-- START OF PROVIDED INFORMATION --
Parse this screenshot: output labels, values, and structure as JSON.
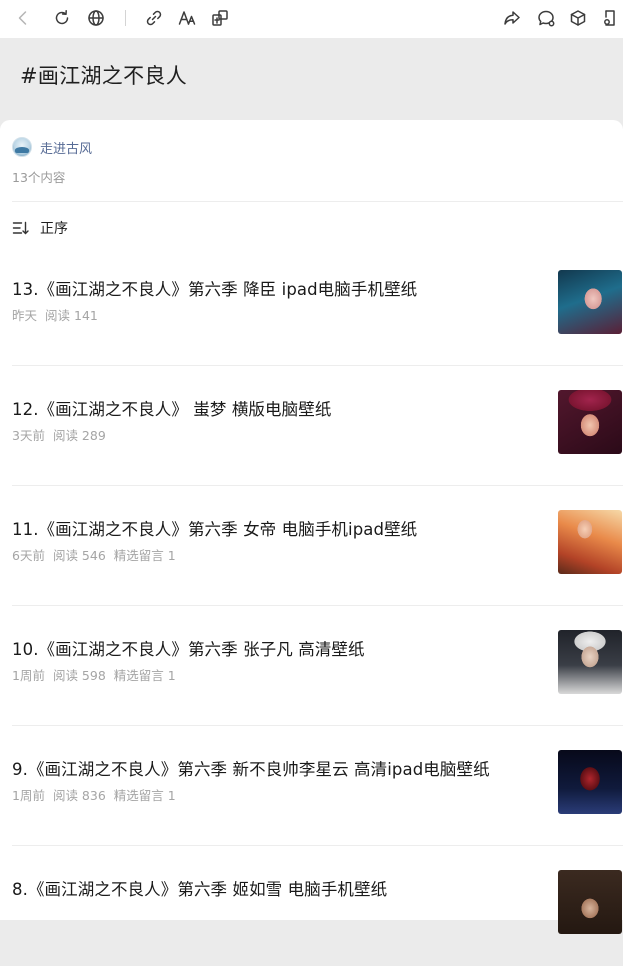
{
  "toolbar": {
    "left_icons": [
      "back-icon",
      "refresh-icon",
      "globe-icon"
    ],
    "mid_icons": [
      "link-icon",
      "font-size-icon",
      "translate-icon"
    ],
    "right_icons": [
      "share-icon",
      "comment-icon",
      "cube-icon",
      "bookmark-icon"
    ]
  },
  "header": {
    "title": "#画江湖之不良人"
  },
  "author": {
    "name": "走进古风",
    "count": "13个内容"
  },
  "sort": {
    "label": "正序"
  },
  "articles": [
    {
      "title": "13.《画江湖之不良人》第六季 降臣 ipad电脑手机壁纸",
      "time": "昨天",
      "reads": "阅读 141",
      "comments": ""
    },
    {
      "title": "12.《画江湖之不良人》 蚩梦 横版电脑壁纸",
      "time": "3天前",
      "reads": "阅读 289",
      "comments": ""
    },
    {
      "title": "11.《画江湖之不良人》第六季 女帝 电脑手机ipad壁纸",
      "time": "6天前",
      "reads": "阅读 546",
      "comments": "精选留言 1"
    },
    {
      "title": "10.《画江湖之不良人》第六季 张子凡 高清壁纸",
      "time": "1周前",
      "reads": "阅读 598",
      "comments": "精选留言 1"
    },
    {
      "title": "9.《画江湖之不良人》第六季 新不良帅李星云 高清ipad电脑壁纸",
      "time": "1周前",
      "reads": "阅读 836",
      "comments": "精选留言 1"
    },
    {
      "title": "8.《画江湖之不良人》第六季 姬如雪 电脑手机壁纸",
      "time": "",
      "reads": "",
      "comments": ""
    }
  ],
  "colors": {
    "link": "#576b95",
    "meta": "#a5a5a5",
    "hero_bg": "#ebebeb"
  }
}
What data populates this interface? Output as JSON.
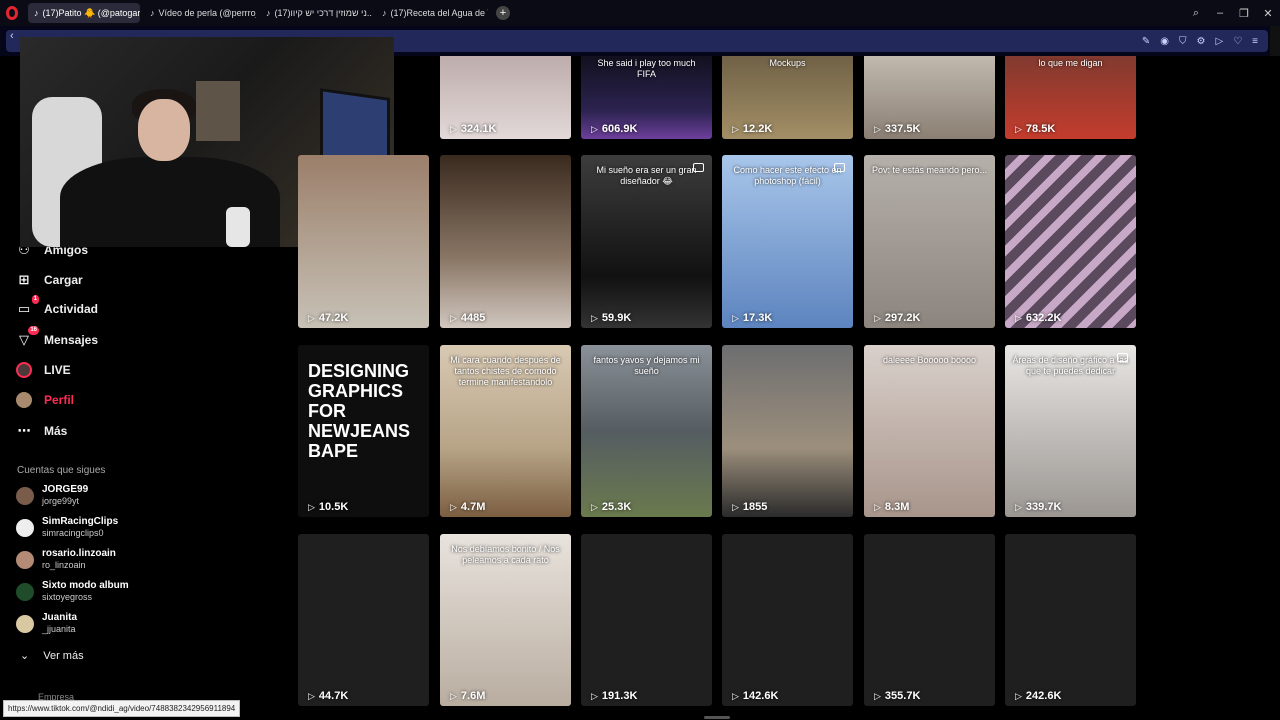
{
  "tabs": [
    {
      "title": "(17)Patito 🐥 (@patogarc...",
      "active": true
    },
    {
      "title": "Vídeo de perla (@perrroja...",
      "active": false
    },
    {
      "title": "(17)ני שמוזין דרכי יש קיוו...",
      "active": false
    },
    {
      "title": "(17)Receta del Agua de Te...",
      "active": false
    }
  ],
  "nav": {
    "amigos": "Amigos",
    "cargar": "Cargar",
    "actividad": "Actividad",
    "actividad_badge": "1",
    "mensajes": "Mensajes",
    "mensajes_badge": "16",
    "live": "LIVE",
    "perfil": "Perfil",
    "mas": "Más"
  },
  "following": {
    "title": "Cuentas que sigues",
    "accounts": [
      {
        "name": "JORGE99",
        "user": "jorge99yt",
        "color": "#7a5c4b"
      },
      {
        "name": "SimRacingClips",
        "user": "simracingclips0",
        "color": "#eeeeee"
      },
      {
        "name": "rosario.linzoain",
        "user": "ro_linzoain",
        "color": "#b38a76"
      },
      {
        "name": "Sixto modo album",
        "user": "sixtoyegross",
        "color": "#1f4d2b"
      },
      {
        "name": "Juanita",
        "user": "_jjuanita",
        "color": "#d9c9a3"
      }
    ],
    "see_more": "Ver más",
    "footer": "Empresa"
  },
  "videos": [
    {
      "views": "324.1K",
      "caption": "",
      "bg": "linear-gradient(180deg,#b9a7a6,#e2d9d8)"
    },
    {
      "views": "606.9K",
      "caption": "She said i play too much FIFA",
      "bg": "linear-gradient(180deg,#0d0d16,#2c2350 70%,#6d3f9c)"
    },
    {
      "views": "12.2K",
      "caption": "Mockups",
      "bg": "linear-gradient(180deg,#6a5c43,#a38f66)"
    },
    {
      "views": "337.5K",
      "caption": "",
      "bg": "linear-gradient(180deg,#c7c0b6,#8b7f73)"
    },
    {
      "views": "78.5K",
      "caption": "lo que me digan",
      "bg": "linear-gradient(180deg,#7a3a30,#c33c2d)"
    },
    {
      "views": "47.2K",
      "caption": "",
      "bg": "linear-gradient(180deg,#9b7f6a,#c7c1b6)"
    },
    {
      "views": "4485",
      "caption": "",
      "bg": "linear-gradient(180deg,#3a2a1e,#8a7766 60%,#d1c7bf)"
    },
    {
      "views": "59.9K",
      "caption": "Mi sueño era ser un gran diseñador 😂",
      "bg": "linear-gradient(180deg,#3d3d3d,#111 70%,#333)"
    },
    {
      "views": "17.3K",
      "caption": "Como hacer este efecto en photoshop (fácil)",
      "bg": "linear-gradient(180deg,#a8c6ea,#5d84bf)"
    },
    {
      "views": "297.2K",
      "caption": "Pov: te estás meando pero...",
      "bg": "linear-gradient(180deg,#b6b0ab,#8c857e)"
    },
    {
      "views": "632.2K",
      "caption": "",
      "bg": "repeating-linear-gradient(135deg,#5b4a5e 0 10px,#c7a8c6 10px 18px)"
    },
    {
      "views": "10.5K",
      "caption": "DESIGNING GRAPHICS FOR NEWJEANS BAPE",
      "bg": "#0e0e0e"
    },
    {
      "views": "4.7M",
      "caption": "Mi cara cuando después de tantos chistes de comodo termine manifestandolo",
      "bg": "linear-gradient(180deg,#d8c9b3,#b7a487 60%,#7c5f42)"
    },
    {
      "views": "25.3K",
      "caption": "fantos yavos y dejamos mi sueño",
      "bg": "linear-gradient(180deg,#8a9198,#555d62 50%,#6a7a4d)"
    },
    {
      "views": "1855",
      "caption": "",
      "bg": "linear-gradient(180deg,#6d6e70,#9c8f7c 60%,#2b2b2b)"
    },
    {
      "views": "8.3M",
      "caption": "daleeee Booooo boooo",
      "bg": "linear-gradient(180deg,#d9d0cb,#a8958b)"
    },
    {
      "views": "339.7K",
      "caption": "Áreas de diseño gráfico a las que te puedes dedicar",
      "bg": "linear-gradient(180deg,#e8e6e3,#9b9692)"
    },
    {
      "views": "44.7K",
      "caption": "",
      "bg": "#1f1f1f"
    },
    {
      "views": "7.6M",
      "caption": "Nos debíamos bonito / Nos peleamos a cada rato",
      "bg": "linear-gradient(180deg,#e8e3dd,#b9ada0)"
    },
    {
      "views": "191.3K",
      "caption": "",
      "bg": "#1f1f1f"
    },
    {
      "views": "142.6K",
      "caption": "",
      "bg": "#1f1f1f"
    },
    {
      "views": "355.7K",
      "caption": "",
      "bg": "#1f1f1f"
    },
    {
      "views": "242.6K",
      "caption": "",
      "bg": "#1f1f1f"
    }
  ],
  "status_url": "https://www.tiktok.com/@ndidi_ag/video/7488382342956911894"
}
-- END OF PROVIDED INFORMATION --
• EXERCISE GOAL:
Your task is to pick out every line with the string "name" and copy it.

• SOLVED PROBLEM:
    "name": "走进古风",
        "name": "JORGE99",
        "name": "SimRacingClips",
        "name": "rosario.linzoain",
        "name": "Sixto modo album",
        "name": "Juanita",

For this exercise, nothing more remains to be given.